## PROBLEM
Update the items from the start through the line containing "data-point bbox=[216, 261, 224, 269]" by replacing "y-tick-label" with "y-axis-tick", and change nothing else. Give back only those lines.

————

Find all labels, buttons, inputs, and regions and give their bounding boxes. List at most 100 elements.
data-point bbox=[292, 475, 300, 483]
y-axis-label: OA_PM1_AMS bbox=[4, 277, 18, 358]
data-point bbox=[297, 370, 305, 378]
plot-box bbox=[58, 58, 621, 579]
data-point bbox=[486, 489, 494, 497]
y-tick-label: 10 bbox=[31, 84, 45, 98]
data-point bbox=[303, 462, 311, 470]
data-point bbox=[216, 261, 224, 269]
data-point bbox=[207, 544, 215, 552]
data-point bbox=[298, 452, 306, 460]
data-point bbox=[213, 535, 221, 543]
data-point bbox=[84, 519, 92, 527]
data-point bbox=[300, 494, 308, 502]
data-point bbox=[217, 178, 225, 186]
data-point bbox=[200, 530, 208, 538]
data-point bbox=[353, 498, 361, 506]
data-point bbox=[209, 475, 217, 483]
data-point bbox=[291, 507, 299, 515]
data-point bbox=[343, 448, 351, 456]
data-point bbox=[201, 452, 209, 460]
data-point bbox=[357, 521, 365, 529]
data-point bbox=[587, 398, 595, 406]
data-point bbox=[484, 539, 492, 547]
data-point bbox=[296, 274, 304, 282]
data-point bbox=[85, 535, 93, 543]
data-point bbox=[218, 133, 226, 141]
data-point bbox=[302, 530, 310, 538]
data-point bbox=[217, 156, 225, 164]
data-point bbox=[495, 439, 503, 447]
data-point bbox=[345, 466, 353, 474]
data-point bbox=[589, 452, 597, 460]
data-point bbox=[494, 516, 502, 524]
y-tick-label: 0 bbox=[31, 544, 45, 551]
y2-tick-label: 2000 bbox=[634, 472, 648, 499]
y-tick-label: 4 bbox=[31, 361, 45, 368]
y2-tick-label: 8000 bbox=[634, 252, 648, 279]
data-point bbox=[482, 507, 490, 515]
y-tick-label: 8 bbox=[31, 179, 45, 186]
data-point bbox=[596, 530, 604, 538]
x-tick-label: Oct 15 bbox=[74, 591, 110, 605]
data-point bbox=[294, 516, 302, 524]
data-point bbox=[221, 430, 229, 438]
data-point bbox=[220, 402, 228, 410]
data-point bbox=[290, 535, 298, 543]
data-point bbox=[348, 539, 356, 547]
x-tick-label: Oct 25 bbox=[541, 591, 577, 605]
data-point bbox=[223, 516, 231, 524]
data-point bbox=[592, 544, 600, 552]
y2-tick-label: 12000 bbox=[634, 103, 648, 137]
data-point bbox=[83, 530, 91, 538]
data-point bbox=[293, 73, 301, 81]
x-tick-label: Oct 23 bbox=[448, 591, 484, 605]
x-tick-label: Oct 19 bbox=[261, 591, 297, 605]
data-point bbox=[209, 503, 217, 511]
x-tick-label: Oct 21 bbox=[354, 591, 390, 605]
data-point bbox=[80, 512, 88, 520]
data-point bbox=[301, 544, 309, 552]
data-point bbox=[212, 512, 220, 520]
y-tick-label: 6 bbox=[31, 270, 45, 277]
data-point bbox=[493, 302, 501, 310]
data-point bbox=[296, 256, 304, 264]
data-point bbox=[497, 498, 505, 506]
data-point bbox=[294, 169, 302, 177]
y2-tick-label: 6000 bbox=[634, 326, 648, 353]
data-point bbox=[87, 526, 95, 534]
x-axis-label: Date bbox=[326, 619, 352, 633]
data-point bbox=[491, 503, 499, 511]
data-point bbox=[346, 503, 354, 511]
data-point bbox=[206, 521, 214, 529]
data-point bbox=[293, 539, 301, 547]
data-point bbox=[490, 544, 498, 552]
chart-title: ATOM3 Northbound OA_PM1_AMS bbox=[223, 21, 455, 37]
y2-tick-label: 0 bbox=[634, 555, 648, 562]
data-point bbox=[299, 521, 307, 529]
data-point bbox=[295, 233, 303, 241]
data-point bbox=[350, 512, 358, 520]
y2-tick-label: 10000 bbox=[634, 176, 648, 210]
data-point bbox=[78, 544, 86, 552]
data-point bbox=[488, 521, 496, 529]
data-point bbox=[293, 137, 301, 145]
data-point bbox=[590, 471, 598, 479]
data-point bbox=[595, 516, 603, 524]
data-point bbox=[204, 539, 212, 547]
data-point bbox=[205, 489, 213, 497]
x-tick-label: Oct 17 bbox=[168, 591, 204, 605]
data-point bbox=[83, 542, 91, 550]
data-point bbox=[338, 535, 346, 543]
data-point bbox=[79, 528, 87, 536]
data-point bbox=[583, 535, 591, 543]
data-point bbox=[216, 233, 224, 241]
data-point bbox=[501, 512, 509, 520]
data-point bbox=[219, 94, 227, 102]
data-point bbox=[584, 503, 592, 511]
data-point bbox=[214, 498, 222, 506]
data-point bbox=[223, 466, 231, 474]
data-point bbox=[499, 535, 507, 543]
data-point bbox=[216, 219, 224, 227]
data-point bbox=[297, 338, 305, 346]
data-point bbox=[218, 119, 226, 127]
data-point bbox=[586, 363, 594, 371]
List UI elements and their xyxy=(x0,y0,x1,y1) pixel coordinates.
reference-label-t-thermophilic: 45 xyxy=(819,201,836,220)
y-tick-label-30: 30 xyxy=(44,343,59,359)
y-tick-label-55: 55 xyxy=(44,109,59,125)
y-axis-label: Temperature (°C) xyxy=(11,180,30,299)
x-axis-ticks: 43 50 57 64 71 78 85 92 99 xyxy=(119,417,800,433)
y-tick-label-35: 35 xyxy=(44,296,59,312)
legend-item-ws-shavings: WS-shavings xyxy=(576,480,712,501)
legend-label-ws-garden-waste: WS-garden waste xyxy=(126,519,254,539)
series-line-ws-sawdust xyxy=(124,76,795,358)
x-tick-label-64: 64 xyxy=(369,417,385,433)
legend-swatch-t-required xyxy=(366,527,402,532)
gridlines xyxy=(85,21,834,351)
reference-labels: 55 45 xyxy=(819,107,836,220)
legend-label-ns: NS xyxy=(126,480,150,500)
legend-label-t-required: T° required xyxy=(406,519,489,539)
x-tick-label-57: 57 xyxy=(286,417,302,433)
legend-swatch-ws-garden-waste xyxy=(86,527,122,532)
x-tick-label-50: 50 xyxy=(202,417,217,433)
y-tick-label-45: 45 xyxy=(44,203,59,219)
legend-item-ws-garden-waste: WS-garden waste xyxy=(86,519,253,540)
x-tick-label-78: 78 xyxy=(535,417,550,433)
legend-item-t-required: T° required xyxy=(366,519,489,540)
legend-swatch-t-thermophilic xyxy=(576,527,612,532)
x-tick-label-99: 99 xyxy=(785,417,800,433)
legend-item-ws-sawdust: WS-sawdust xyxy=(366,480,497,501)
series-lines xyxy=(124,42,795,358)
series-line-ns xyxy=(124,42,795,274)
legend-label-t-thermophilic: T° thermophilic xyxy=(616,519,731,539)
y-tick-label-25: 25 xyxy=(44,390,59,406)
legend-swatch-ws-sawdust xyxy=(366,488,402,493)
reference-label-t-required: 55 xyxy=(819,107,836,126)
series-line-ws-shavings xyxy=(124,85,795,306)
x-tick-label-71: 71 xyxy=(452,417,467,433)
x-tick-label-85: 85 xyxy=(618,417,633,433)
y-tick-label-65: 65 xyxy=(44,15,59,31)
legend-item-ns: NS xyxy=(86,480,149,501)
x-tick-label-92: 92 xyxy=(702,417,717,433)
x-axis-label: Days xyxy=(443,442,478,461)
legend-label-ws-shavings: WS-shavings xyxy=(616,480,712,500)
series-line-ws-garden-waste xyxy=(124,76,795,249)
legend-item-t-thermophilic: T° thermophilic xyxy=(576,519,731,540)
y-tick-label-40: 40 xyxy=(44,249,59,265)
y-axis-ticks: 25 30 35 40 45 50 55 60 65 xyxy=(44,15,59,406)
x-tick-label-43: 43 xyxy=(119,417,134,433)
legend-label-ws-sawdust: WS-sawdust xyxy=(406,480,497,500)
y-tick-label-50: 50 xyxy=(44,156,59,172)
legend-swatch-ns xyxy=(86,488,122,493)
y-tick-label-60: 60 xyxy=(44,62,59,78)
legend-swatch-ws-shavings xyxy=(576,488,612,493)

————

## ANSWER TO THE EXERCISE
Find all labels, buttons, inputs, and regions and give their bounding boxes. List at most 100 elements.
data-point bbox=[292, 475, 300, 483]
y-axis-label: OA_PM1_AMS bbox=[4, 277, 18, 358]
data-point bbox=[297, 370, 305, 378]
plot-box bbox=[58, 58, 621, 579]
data-point bbox=[486, 489, 494, 497]
y-axis-tick: 10 bbox=[31, 84, 45, 98]
data-point bbox=[303, 462, 311, 470]
data-point bbox=[216, 261, 224, 269]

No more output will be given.